AtoZ Logo
AtoZ
Business Services
MobileMarch 22, 2026

Building Cross-Platform Apps with React Native

How to ship performant iOS and Android apps from a single React Native codebase — architecture patterns, native module integration, and performance optimization.

The mobile app landscape demands presence on both iOS and Android, but maintaining two separate native codebases is expensive and slow. React Native bridges this gap by allowing teams to write a single JavaScript/TypeScript codebase that compiles to truly native UI components — not web views wrapped in a shell.

🏗️ Architecture: Choosing the Right Pattern

As your React Native app grows beyond a few screens, architecture becomes critical:
  • Feature-based folder structure: Group files by feature (e.g., auth/, payments/, profile/) rather than by type (components, screens, hooks). This keeps related code co-located and makes the codebase navigable.
  • State management: For most apps, Zustand or TanStack Query (for server state) provides the right balance of simplicity and power. Redux is still viable for complex apps but adds boilerplate.
  • Navigation: React Navigation remains the gold standard, with deep linking, type-safe routes, and native stack transitions out of the box.

⚡ Performance Optimization

React Native's bridge architecture can become a bottleneck if not handled carefully. Key optimizations include:
  • Use the New Architecture: React Native's Fabric renderer and TurboModules eliminate the async bridge, enabling synchronous native calls and faster rendering.

§ **RECORDS SHOWN**:
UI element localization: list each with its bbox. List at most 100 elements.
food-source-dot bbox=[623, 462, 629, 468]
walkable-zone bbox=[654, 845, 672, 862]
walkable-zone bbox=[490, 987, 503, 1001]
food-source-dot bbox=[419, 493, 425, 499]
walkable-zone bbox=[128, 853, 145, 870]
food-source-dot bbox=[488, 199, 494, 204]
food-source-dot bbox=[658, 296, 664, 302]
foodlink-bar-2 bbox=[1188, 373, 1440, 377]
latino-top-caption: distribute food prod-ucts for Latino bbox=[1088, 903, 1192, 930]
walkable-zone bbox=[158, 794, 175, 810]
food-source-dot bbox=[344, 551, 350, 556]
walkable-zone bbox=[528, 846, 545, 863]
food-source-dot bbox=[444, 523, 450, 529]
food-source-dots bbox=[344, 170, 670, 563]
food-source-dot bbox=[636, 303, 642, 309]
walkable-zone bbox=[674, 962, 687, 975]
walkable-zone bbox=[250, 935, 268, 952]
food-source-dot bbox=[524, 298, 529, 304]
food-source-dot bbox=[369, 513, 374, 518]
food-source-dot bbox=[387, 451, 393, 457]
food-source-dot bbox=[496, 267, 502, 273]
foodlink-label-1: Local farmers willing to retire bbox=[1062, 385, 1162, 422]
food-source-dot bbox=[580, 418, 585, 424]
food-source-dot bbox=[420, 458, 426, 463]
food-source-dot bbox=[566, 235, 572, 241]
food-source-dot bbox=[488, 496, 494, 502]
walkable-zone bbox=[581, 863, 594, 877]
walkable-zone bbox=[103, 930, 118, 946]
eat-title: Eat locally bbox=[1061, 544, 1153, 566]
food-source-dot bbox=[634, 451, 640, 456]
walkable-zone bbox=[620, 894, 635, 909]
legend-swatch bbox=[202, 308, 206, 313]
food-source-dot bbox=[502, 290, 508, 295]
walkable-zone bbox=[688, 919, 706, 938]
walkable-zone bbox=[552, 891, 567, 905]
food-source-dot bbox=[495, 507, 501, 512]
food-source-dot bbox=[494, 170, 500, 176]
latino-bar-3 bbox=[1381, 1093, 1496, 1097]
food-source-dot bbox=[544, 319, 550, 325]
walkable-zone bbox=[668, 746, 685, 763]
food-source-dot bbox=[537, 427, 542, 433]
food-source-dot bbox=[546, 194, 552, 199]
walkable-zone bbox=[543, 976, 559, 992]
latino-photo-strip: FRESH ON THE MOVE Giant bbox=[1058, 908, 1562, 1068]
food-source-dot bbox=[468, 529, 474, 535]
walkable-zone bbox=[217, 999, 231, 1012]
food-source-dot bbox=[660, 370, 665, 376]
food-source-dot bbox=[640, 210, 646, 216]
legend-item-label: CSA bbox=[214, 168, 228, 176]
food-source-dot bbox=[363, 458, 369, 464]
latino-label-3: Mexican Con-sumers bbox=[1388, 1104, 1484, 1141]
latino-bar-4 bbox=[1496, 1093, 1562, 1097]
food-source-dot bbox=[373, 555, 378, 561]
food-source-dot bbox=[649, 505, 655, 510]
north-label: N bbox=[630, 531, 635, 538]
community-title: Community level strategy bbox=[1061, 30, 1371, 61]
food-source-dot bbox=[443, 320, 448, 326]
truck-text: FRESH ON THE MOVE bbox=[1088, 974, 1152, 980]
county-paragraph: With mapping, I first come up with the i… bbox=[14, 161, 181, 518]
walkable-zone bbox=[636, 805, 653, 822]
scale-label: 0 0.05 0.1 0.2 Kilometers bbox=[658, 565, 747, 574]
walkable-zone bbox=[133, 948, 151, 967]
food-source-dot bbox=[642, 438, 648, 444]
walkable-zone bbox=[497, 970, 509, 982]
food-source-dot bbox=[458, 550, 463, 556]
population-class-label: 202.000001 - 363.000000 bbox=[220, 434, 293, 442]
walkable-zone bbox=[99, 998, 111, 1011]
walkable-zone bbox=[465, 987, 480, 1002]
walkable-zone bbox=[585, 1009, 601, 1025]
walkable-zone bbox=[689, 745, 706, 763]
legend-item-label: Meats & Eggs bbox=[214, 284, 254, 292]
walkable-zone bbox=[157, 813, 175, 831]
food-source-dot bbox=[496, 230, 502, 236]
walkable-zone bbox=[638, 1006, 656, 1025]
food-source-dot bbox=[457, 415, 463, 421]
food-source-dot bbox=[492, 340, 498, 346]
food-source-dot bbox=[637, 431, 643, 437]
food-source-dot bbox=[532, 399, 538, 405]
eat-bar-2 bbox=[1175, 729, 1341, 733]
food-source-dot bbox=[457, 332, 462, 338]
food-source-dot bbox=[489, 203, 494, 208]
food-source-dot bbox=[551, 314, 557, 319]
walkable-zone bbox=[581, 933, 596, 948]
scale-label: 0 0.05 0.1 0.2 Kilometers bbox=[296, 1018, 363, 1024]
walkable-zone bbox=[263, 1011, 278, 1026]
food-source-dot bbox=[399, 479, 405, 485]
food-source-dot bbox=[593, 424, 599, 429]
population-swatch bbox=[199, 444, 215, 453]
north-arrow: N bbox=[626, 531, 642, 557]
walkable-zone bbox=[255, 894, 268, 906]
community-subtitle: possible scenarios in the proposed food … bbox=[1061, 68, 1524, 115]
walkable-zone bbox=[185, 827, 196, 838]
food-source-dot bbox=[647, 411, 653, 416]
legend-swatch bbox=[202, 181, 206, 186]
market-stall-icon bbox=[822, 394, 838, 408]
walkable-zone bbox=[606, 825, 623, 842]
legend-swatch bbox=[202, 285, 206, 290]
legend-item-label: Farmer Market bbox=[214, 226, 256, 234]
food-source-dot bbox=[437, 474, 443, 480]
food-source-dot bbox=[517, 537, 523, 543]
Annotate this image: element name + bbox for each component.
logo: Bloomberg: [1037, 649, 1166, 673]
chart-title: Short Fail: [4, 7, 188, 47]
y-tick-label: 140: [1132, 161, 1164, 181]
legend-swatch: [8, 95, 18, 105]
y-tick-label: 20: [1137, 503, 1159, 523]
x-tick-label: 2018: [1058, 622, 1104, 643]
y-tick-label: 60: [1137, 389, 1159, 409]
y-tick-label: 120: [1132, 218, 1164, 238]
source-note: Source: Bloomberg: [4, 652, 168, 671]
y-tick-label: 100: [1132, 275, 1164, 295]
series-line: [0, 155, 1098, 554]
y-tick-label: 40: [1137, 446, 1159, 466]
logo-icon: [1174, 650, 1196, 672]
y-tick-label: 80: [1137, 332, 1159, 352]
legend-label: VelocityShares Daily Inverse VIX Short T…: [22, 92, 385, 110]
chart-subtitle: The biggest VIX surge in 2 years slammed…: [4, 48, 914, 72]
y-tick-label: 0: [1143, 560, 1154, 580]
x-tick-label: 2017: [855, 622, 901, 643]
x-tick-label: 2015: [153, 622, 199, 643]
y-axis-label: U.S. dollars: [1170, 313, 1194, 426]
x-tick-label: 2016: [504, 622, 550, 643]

§ **WHAT THIS EXERCISE ASKS**:
1. According to the React Native article, which library remains the gold standard for navigation?
2. Continue the React Native article from the point where it stops.

§ **ANSWERS IN ORDER**:
1. React Navigation.

2.
  • Memoize aggressively: Use React.memo, useMemo, and useCallback to prevent unnecessary re-renders — especially in FlatList item renderers.
  • Image optimization: Use FastImage for aggressive caching and progressive loading. Serve images in WebP format at device-appropriate resolutions.
  • Avoid inline styles: Use StyleSheet.create() — it sends styles to native once and references them by ID, rather than serializing objects on every render.

🔌 Native Module Integration

Sometimes you need to drop into native code for performance-critical features:
// iOS - Swift Turbo Module
@objc(BiometricAuth)
class BiometricAuth: NSObject {
  @objc func authenticate(
    _ resolve: @escaping RCTPromiseResolveBlock,
    rejecter reject: @escaping RCTPromiseRejectBlock
  ) {
    let context = LAContext()
    context.evaluatePolicy(.deviceOwnerAuthenticationWithBiometrics,
                           localizedReason: "Authenticate") { success, error in
      success ? resolve(true) : reject("AUTH_FAILED", error?.localizedDescription, error)
    }
  }
}
With TurboModules, the codegen automatically creates type-safe bindings from your JavaScript spec, eliminating manual bridge configuration.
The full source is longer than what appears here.